The Scripps Institution of Oceanography is preparing to roll out hundreds of small, seafaring robotic explorers. If you're out for a swim and a robot tries to make friends with you, don't stand in the way of science!

The San Diego-based Scripps Institution recently got funding from the National Science Foundation to build and deploy legions of "autonomous underwater explorers," or AUEs. In the design given on the Scripps website, these devices look like small weather balloons with boom-box antennae rising from the top. The largest models would be about the size of a soccer ball.

The AUEs, according to Scripps researcher and project point-man Jules Jaffe, will be able to move and gather data independently, riding the ocean's subsurface currents. They'll be networked and capable of communicating with each other; they'll be sensitive to external conditions like temperature, pressure and salinity; and they'll be equipped with compressed-air canisters that they can use to regulate their own buoyancy.

In a presentation given this past summer, Jaffe talked about how these robots could be used to track algae blooms, monitor the dispersal patterns of microscopic larvae, and locate certain submerged items, like the black box from a downed plane. The initial distribution would take place off the California coast, but Jaffe used the word "global" a few times in his remarks, and it's clear that his ambitions for the project have a wider scope than just one area of the east-equatorial Pacific.

*Material supplied*.

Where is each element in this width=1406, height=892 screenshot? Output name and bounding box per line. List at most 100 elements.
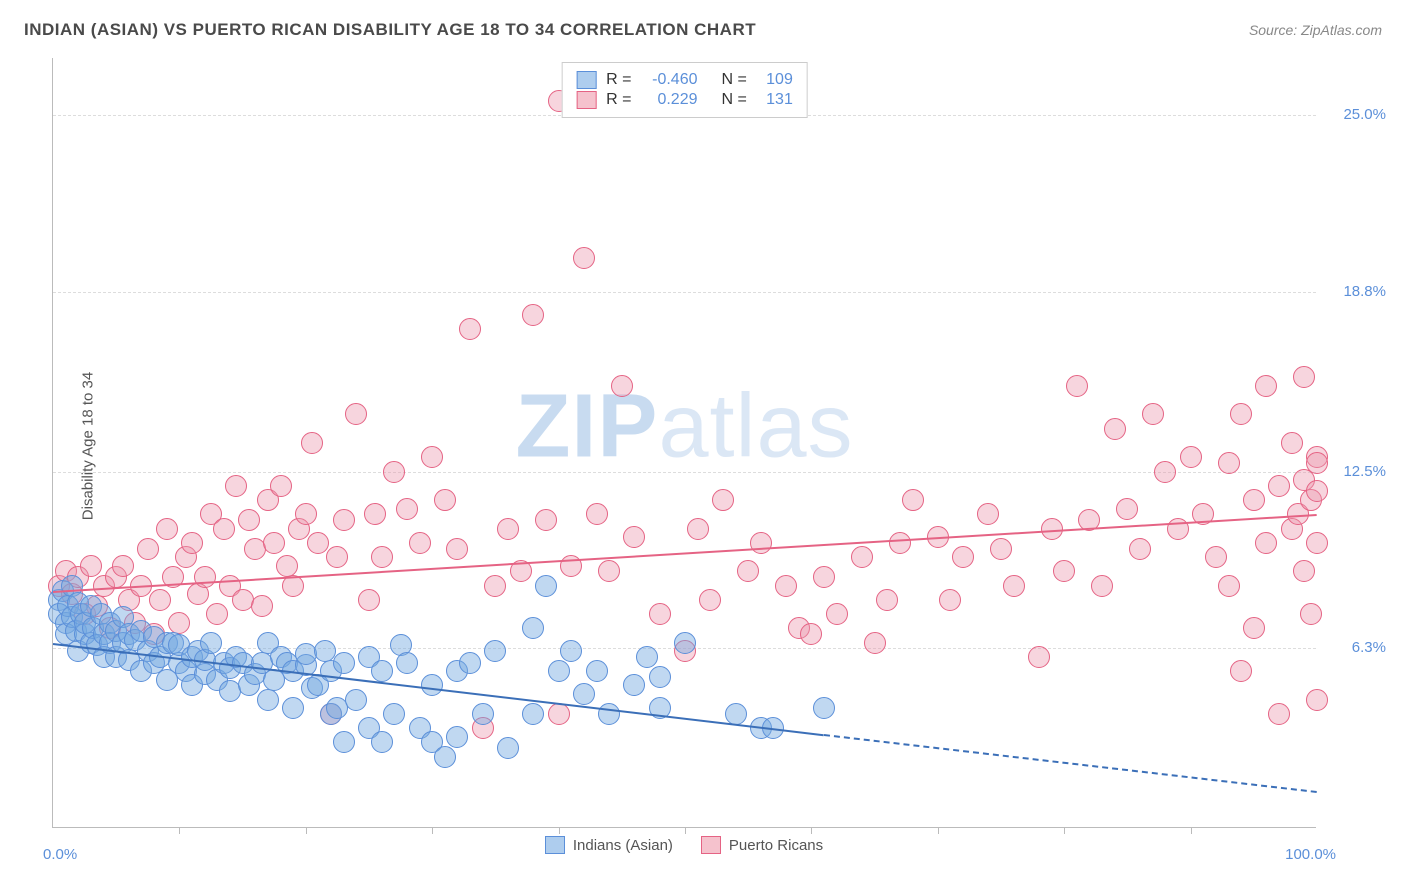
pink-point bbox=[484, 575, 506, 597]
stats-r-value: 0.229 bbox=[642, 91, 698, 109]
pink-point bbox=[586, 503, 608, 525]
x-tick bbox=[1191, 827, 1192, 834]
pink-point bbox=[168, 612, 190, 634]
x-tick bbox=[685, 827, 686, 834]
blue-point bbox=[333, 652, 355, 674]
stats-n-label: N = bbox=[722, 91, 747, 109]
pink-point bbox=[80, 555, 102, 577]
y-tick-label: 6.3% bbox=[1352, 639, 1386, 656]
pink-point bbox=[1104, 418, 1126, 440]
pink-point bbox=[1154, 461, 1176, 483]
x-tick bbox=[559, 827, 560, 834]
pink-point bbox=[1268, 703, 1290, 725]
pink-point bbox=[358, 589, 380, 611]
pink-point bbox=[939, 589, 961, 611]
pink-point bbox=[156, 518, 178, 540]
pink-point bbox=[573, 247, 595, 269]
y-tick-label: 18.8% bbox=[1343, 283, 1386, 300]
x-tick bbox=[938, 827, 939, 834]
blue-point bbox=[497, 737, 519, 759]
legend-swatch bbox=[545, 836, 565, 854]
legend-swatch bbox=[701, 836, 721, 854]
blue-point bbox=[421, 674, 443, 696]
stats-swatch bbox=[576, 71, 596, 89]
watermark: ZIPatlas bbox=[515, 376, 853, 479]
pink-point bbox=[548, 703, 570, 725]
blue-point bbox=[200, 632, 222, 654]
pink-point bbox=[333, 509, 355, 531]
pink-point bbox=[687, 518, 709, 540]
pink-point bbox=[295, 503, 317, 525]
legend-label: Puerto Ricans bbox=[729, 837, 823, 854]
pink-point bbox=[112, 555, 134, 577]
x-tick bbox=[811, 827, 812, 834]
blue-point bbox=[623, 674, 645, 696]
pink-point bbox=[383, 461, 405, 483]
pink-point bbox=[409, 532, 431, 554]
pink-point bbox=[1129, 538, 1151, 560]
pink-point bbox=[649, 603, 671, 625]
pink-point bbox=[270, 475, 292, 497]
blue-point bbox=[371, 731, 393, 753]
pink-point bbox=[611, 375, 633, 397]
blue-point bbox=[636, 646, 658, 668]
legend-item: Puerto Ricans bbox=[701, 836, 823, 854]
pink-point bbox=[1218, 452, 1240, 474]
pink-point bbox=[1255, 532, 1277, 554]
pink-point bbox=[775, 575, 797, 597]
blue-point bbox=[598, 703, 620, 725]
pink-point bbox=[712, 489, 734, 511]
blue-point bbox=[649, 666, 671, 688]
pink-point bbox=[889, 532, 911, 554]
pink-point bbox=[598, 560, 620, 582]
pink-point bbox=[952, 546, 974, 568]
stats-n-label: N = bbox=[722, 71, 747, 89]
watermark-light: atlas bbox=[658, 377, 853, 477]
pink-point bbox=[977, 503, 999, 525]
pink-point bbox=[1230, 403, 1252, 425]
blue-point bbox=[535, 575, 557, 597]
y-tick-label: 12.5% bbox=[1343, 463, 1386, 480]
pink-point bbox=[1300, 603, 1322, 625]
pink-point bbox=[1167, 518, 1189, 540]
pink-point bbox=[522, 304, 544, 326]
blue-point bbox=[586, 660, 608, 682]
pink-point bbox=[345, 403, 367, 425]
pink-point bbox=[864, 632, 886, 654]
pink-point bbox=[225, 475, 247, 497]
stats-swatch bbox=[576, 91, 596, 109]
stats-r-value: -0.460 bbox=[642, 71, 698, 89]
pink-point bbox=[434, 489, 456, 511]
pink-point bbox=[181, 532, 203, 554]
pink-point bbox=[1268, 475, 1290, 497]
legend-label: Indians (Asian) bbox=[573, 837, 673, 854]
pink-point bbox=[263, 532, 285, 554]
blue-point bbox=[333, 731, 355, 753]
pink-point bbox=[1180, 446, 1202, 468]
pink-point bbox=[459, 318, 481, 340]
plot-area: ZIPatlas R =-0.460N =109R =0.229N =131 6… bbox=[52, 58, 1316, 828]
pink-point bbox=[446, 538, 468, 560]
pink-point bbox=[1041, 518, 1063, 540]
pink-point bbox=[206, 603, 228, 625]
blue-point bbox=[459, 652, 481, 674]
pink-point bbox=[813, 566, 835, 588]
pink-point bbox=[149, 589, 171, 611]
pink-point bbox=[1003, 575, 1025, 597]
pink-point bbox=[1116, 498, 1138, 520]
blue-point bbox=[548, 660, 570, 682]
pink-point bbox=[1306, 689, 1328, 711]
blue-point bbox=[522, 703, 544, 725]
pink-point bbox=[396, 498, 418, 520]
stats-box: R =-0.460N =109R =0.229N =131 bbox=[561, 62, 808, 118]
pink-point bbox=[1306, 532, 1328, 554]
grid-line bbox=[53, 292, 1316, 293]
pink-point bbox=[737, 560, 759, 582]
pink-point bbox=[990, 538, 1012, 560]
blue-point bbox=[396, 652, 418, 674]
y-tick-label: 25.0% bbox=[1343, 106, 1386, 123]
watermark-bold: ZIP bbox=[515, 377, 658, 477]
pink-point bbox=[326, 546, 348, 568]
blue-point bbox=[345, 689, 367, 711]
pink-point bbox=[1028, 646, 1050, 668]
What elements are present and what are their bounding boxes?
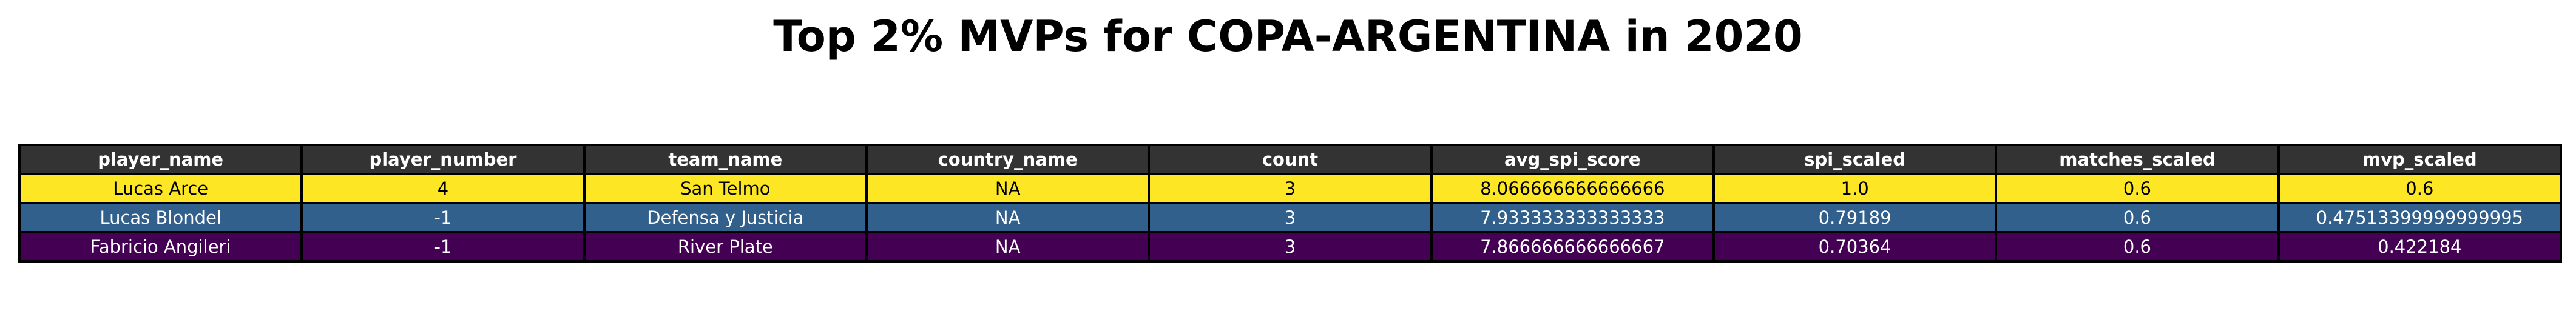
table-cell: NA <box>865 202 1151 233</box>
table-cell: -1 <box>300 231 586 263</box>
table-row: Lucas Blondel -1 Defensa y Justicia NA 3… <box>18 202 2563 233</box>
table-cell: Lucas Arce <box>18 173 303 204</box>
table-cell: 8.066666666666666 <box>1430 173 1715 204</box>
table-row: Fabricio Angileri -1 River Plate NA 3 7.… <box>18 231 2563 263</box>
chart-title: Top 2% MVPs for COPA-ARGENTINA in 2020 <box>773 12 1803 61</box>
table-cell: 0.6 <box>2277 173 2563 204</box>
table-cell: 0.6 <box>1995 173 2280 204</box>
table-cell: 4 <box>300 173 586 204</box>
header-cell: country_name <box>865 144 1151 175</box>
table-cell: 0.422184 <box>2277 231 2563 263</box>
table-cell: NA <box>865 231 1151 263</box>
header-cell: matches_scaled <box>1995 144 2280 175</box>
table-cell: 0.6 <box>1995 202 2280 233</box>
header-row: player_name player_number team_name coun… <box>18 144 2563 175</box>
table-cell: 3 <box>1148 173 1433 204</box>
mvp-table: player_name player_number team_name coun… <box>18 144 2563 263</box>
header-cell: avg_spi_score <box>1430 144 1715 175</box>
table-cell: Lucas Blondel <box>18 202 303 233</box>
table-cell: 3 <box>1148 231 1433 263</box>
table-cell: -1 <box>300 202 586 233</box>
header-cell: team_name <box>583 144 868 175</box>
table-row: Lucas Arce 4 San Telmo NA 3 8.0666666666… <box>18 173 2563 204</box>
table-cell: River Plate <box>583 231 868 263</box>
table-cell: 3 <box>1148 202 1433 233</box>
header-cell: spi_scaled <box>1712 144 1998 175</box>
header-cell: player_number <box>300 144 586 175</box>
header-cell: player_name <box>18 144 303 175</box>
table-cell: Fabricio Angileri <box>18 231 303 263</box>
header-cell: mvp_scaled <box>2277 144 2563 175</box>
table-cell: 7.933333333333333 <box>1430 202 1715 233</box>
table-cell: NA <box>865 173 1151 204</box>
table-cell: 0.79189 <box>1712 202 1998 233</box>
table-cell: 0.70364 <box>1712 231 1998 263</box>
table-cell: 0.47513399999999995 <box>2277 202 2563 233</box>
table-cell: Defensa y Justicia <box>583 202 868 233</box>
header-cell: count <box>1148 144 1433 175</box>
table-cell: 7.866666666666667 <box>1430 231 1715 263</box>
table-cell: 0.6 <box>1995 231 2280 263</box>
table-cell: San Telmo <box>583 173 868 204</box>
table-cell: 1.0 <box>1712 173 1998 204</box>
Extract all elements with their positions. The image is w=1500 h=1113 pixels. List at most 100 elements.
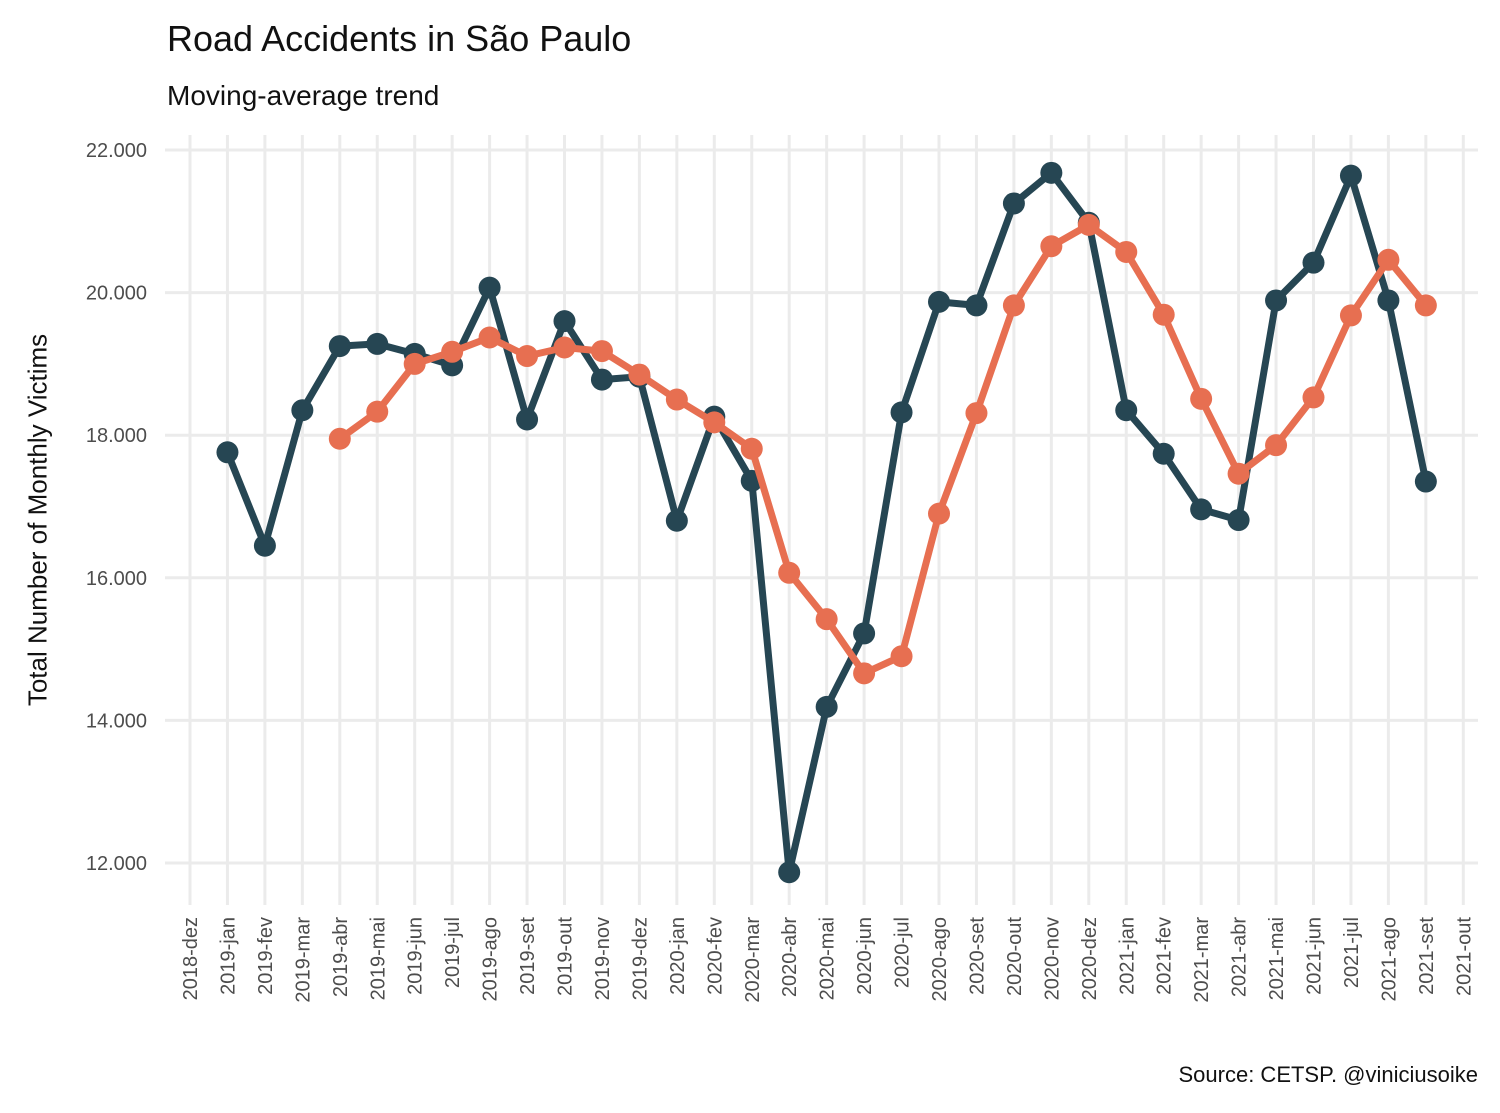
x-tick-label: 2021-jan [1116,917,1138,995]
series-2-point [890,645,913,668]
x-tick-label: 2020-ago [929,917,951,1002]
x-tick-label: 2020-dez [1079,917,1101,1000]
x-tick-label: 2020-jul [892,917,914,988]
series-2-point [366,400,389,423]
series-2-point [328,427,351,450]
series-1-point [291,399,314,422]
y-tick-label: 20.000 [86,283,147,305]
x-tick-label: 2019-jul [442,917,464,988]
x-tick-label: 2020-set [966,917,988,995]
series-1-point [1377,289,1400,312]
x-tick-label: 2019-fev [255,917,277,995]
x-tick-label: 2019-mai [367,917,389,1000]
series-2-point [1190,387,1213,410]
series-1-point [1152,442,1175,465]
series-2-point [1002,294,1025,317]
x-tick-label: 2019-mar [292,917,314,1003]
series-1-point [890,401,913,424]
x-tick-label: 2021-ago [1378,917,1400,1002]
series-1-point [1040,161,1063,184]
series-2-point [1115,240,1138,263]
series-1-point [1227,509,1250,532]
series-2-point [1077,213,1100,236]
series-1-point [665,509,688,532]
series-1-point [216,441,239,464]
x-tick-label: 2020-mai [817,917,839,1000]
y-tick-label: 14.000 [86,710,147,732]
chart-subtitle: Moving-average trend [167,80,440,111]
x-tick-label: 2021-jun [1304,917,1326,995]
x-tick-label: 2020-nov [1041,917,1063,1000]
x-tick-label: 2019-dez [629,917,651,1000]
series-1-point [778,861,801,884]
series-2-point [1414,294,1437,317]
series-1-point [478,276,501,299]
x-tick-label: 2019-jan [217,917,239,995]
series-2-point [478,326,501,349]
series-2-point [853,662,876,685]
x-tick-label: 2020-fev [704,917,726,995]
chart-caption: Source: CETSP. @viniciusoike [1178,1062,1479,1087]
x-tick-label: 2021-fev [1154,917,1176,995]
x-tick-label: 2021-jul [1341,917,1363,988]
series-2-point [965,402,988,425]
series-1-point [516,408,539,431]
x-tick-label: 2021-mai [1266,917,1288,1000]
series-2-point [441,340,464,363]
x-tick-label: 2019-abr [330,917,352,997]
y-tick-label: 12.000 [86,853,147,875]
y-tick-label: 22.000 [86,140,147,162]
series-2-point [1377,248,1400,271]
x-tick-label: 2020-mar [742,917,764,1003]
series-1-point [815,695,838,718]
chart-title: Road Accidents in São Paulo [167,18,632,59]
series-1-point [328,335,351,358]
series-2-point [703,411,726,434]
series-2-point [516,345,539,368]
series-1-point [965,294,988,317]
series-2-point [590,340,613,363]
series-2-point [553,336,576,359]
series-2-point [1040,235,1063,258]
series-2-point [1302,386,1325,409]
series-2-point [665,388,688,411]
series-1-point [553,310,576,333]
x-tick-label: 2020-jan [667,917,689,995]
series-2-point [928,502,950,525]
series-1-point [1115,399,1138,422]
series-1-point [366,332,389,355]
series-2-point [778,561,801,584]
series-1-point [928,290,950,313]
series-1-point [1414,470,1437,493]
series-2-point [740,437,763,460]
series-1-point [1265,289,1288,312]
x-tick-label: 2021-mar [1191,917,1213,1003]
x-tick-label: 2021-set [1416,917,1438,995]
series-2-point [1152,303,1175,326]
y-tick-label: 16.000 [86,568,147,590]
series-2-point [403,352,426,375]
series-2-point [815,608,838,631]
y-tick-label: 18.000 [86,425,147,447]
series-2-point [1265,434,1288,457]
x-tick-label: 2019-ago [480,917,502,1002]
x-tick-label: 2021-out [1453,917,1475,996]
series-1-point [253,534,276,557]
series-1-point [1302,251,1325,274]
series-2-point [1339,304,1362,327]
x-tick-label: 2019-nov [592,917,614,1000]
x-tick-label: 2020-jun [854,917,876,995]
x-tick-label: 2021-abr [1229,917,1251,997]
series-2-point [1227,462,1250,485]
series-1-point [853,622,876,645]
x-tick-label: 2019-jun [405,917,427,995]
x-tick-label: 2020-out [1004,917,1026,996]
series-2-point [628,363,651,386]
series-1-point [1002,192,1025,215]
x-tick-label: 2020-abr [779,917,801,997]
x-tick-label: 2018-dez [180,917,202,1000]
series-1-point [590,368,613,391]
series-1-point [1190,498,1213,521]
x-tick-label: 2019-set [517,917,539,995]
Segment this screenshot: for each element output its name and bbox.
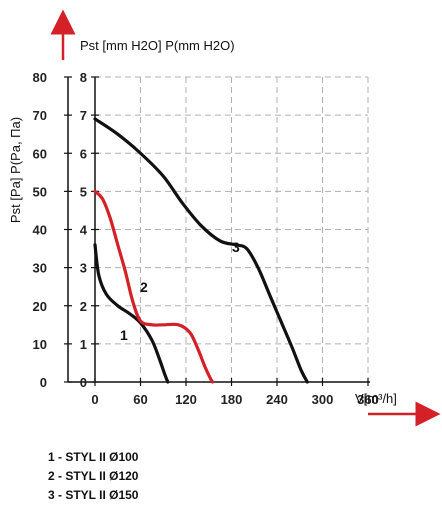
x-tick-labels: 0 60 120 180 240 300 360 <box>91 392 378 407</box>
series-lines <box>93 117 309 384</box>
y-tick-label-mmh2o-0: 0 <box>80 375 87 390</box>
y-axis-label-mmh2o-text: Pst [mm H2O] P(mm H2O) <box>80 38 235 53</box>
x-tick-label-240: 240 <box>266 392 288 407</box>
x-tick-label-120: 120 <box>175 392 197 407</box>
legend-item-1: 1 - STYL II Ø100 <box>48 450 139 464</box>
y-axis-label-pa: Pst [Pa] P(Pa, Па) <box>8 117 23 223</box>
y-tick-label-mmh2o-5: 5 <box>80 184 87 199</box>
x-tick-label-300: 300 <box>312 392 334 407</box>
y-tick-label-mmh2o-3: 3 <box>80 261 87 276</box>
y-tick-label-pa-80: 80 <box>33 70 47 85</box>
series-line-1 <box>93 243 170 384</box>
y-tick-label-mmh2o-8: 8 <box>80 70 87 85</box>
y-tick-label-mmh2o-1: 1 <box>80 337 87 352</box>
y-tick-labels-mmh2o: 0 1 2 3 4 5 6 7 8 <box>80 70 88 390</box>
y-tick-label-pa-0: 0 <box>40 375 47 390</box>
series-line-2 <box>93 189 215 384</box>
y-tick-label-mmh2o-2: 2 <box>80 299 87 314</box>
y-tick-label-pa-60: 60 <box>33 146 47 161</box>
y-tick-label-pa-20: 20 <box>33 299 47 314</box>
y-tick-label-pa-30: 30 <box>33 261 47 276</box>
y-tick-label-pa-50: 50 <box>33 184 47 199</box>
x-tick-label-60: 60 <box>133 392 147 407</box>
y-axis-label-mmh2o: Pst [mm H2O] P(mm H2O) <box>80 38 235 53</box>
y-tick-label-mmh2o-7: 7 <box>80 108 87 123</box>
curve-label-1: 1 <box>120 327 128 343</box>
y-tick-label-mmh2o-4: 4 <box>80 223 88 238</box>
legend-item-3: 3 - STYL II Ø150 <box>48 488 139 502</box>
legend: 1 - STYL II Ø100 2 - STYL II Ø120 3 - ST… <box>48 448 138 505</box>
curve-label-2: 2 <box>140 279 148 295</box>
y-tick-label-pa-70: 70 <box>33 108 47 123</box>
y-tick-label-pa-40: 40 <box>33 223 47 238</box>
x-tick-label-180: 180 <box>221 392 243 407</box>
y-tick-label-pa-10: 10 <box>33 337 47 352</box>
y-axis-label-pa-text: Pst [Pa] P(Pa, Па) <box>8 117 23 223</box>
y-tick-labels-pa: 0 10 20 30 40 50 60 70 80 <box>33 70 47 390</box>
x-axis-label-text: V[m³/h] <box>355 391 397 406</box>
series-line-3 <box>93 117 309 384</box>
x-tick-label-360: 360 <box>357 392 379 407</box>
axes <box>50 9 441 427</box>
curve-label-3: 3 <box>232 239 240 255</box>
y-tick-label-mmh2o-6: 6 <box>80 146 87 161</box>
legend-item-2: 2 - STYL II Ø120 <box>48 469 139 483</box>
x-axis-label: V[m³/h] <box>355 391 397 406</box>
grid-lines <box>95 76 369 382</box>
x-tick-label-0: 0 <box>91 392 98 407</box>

*Short task*. From the Scripps underwater robot article above, copy out word for word everything from "The AUEs, according" down to "their own buoyancy.".

*Solution below*.
The AUEs, according to Scripps researcher and project point-man Jules Jaffe, will be able to move and gather data independently, riding the ocean's subsurface currents. They'll be networked and capable of communicating with each other; they'll be sensitive to external conditions like temperature, pressure and salinity; and they'll be equipped with compressed-air canisters that they can use to regulate their own buoyancy.